-- Written task --
Output each line of the material exactly as it stands.

§ §

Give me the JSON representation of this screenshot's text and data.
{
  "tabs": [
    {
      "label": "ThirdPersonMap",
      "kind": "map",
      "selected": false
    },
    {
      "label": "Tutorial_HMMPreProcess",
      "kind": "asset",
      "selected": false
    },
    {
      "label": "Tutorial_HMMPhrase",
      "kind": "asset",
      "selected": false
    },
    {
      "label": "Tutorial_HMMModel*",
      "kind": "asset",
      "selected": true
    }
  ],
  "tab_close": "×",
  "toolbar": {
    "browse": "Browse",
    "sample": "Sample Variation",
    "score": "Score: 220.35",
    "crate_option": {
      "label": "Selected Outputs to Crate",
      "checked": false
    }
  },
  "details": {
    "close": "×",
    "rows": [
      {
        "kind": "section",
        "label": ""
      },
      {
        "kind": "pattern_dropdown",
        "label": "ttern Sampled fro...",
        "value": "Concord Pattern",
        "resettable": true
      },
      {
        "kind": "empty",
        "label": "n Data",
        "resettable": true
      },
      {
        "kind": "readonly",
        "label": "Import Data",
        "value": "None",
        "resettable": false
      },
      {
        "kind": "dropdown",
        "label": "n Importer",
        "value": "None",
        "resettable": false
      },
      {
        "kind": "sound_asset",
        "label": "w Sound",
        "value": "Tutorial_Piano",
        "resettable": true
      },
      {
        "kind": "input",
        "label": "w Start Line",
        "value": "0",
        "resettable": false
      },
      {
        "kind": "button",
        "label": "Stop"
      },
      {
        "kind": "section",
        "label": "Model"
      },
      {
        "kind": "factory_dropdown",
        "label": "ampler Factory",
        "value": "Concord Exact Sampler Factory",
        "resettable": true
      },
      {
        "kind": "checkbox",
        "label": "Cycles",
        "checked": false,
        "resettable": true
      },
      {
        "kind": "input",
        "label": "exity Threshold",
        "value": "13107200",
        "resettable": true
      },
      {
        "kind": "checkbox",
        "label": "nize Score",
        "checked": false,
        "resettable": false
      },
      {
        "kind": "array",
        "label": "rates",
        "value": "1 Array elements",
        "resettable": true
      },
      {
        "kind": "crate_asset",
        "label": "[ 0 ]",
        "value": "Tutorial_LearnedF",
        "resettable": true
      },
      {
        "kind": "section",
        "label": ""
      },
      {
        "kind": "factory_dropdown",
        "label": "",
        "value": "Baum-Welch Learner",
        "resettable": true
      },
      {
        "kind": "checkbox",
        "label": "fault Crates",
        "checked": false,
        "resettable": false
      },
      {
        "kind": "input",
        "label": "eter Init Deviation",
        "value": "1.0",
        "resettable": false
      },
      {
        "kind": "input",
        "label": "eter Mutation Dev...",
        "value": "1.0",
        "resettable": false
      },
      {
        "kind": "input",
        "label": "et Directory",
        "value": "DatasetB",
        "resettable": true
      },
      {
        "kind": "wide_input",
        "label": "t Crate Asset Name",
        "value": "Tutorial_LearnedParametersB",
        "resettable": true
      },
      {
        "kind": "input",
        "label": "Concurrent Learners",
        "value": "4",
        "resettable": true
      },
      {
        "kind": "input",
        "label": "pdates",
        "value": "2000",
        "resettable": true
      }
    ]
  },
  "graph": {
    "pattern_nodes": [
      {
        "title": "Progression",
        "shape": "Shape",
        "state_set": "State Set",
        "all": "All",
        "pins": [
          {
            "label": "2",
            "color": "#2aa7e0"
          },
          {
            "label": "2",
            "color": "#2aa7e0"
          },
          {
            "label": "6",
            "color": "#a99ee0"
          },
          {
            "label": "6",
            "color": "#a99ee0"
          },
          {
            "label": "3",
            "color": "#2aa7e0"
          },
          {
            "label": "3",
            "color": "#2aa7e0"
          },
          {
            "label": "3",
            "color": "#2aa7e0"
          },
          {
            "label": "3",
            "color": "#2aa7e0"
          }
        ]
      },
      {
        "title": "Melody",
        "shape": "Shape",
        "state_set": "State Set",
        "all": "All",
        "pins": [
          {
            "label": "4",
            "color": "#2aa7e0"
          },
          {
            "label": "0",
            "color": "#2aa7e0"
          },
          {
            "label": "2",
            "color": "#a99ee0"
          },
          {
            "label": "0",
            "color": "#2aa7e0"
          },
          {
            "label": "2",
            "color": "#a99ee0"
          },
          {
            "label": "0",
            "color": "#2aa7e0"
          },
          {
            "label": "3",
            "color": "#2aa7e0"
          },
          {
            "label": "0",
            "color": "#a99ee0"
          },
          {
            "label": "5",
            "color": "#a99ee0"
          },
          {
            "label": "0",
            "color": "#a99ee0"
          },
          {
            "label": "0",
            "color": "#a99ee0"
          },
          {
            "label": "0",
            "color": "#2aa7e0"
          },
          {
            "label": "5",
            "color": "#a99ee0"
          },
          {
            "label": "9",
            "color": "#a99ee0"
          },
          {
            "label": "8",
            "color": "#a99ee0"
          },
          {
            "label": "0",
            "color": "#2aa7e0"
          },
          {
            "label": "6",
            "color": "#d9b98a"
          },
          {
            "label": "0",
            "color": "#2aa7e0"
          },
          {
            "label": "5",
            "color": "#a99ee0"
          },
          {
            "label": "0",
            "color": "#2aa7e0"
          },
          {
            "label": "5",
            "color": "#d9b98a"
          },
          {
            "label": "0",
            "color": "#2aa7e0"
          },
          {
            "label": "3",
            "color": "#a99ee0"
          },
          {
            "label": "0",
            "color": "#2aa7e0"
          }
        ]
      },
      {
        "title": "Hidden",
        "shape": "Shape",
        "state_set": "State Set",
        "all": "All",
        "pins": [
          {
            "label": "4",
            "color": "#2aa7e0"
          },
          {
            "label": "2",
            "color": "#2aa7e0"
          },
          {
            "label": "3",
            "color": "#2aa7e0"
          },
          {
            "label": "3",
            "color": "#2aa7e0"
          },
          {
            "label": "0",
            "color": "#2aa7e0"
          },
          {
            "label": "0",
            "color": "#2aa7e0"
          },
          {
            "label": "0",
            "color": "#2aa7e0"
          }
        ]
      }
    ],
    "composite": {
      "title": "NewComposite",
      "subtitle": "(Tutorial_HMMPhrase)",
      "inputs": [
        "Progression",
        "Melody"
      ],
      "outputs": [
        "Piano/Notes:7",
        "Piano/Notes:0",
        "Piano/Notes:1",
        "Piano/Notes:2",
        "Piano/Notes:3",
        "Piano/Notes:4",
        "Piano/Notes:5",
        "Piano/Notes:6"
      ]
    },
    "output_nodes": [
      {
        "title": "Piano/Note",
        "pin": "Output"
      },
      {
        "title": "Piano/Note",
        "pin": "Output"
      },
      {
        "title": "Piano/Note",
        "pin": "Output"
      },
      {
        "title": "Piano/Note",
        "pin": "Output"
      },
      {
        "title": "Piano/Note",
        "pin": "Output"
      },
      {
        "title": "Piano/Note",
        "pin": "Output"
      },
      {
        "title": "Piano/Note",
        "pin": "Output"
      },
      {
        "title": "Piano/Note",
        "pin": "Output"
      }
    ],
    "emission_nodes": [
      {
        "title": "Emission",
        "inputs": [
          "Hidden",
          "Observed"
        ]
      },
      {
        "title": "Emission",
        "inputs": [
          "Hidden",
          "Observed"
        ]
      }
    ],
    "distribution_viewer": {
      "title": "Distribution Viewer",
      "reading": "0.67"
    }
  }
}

§ §

-- Written reply --
Give me the JSON representation of this screenshot's text and data.
{
  "tabs": [
    {
      "label": "ThirdPersonMap",
      "kind": "map",
      "selected": false
    },
    {
      "label": "Tutorial_HMMPreProcess",
      "kind": "asset",
      "selected": false
    },
    {
      "label": "Tutorial_HMMPhrase",
      "kind": "asset",
      "selected": false
    },
    {
      "label": "Tutorial_HMMModel*",
      "kind": "asset",
      "selected": true
    }
  ],
  "tab_close": "×",
  "toolbar": {
    "browse": "Browse",
    "sample": "Sample Variation",
    "score": "Score: 220.35",
    "crate_option": {
      "label": "Selected Outputs to Crate",
      "checked": false
    }
  },
  "details": {
    "close": "×",
    "rows": [
      {
        "kind": "section",
        "label": ""
      },
      {
        "kind": "pattern_dropdown",
        "label": "ttern Sampled fro...",
        "value": "Concord Pattern",
        "resettable": true
      },
      {
        "kind": "empty",
        "label": "n Data",
        "resettable": true
      },
      {
        "kind": "readonly",
        "label": "Import Data",
        "value": "None",
        "resettable": false
      },
      {
        "kind": "dropdown",
        "label": "n Importer",
        "value": "None",
        "resettable": false
      },
      {
        "kind": "sound_asset",
        "label": "w Sound",
        "value": "Tutorial_Piano",
        "resettable": true
      },
      {
        "kind": "input",
        "label": "w Start Line",
        "value": "0",
        "resettable": false
      },
      {
        "kind": "button",
        "label": "Stop"
      },
      {
        "kind": "section",
        "label": "Model"
      },
      {
        "kind": "factory_dropdown",
        "label": "ampler Factory",
        "value": "Concord Exact Sampler Factory",
        "resettable": true
      },
      {
        "kind": "checkbox",
        "label": "Cycles",
        "checked": false,
        "resettable": true
      },
      {
        "kind": "input",
        "label": "exity Threshold",
        "value": "13107200",
        "resettable": true
      },
      {
        "kind": "checkbox",
        "label": "nize Score",
        "checked": false,
        "resettable": false
      },
      {
        "kind": "array",
        "label": "rates",
        "value": "1 Array elements",
        "resettable": true
      },
      {
        "kind": "crate_asset",
        "label": "[ 0 ]",
        "value": "Tutorial_LearnedF",
        "resettable": true
      },
      {
        "kind": "section",
        "label": ""
      },
      {
        "kind": "factory_dropdown",
        "label": "",
        "value": "Baum-Welch Learner",
        "resettable": true
      },
      {
        "kind": "checkbox",
        "label": "fault Crates",
        "checked": false,
        "resettable": false
      },
      {
        "kind": "input",
        "label": "eter Init Deviation",
        "value": "1.0",
        "resettable": false
      },
      {
        "kind": "input",
        "label": "eter Mutation Dev...",
        "value": "1.0",
        "resettable": false
      },
      {
        "kind": "input",
        "label": "et Directory",
        "value": "DatasetB",
        "resettable": true
      },
      {
        "kind": "wide_input",
        "label": "t Crate Asset Name",
        "value": "Tutorial_LearnedParametersB",
        "resettable": true
      },
      {
        "kind": "input",
        "label": "Concurrent Learners",
        "value": "4",
        "resettable": true
      },
      {
        "kind": "input",
        "label": "pdates",
        "value": "2000",
        "resettable": true
      }
    ]
  },
  "graph": {
    "pattern_nodes": [
      {
        "title": "Progression",
        "shape": "Shape",
        "state_set": "State Set",
        "all": "All",
        "pins": [
          {
            "label": "2",
            "color": "#2aa7e0"
          },
          {
            "label": "2",
            "color": "#2aa7e0"
          },
          {
            "label": "6",
            "color": "#a99ee0"
          },
          {
            "label": "6",
            "color": "#a99ee0"
          },
          {
            "label": "3",
            "color": "#2aa7e0"
          },
          {
            "label": "3",
            "color": "#2aa7e0"
          },
          {
            "label": "3",
            "color": "#2aa7e0"
          },
          {
            "label": "3",
            "color": "#2aa7e0"
          }
        ]
      },
      {
        "title": "Melody",
        "shape": "Shape",
        "state_set": "State Set",
        "all": "All",
        "pins": [
          {
            "label": "4",
            "color": "#2aa7e0"
          },
          {
            "label": "0",
            "color": "#2aa7e0"
          },
          {
            "label": "2",
            "color": "#a99ee0"
          },
          {
            "label": "0",
            "color": "#2aa7e0"
          },
          {
            "label": "2",
            "color": "#a99ee0"
          },
          {
            "label": "0",
            "color": "#2aa7e0"
          },
          {
            "label": "3",
            "color": "#2aa7e0"
          },
          {
            "label": "0",
            "color": "#a99ee0"
          },
          {
            "label": "5",
            "color": "#a99ee0"
          },
          {
            "label": "0",
            "color": "#a99ee0"
          },
          {
            "label": "0",
            "color": "#a99ee0"
          },
          {
            "label": "0",
            "color": "#2aa7e0"
          },
          {
            "label": "5",
            "color": "#a99ee0"
          },
          {
            "label": "9",
            "color": "#a99ee0"
          },
          {
            "label": "8",
            "color": "#a99ee0"
          },
          {
            "label": "0",
            "color": "#2aa7e0"
          },
          {
            "label": "6",
            "color": "#d9b98a"
          },
          {
            "label": "0",
            "color": "#2aa7e0"
          },
          {
            "label": "5",
            "color": "#a99ee0"
          },
          {
            "label": "0",
            "color": "#2aa7e0"
          },
          {
            "label": "5",
            "color": "#d9b98a"
          },
          {
            "label": "0",
            "color": "#2aa7e0"
          },
          {
            "label": "3",
            "color": "#a99ee0"
          },
          {
            "label": "0",
            "color": "#2aa7e0"
          }
        ]
      },
      {
        "title": "Hidden",
        "shape": "Shape",
        "state_set": "State Set",
        "all": "All",
        "pins": [
          {
            "label": "4",
            "color": "#2aa7e0"
          },
          {
            "label": "2",
            "color": "#2aa7e0"
          },
          {
            "label": "3",
            "color": "#2aa7e0"
          },
          {
            "label": "3",
            "color": "#2aa7e0"
          },
          {
            "label": "0",
            "color": "#2aa7e0"
          },
          {
            "label": "0",
            "color": "#2aa7e0"
          },
          {
            "label": "0",
            "color": "#2aa7e0"
          }
        ]
      }
    ],
    "composite": {
      "title": "NewComposite",
      "subtitle": "(Tutorial_HMMPhrase)",
      "inputs": [
        "Progression",
        "Melody"
      ],
      "outputs": [
        "Piano/Notes:7",
        "Piano/Notes:0",
        "Piano/Notes:1",
        "Piano/Notes:2",
        "Piano/Notes:3",
        "Piano/Notes:4",
        "Piano/Notes:5",
        "Piano/Notes:6"
      ]
    },
    "output_nodes": [
      {
        "title": "Piano/Note",
        "pin": "Output"
      },
      {
        "title": "Piano/Note",
        "pin": "Output"
      },
      {
        "title": "Piano/Note",
        "pin": "Output"
      },
      {
        "title": "Piano/Note",
        "pin": "Output"
      },
      {
        "title": "Piano/Note",
        "pin": "Output"
      },
      {
        "title": "Piano/Note",
        "pin": "Output"
      },
      {
        "title": "Piano/Note",
        "pin": "Output"
      },
      {
        "title": "Piano/Note",
        "pin": "Output"
      }
    ],
    "emission_nodes": [
      {
        "title": "Emission",
        "inputs": [
          "Hidden",
          "Observed"
        ]
      },
      {
        "title": "Emission",
        "inputs": [
          "Hidden",
          "Observed"
        ]
      }
    ],
    "distribution_viewer": {
      "title": "Distribution Viewer",
      "reading": "0.67"
    }
  }
}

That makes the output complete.